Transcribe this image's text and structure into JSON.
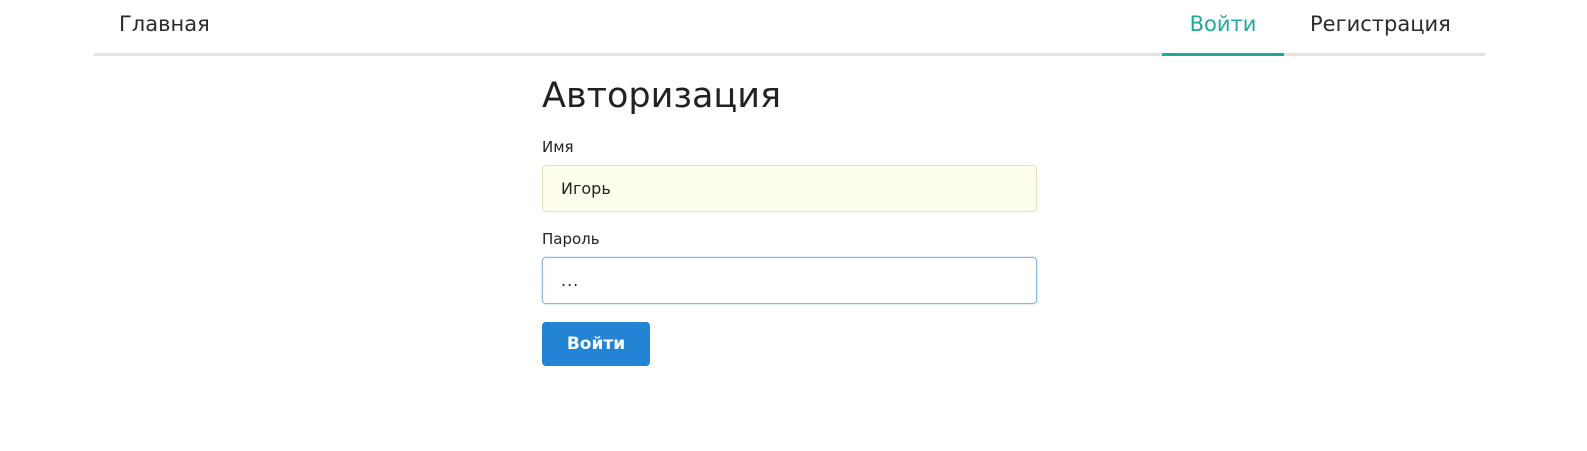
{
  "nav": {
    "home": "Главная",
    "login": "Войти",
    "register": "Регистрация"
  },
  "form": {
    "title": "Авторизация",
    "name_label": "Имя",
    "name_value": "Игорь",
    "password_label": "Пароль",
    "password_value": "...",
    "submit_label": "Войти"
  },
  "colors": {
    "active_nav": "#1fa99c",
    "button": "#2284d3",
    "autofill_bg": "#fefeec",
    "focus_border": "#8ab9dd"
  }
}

THE TASK
Output an exact copy of the material, with the pictures removed.

THE OUTPUT
Transcribe this image's text and structure into JSON.
{
  "nav": {
    "home": "Главная",
    "login": "Войти",
    "register": "Регистрация"
  },
  "form": {
    "title": "Авторизация",
    "name_label": "Имя",
    "name_value": "Игорь",
    "password_label": "Пароль",
    "password_value": "...",
    "submit_label": "Войти"
  },
  "colors": {
    "active_nav": "#1fa99c",
    "button": "#2284d3",
    "autofill_bg": "#fefeec",
    "focus_border": "#8ab9dd"
  }
}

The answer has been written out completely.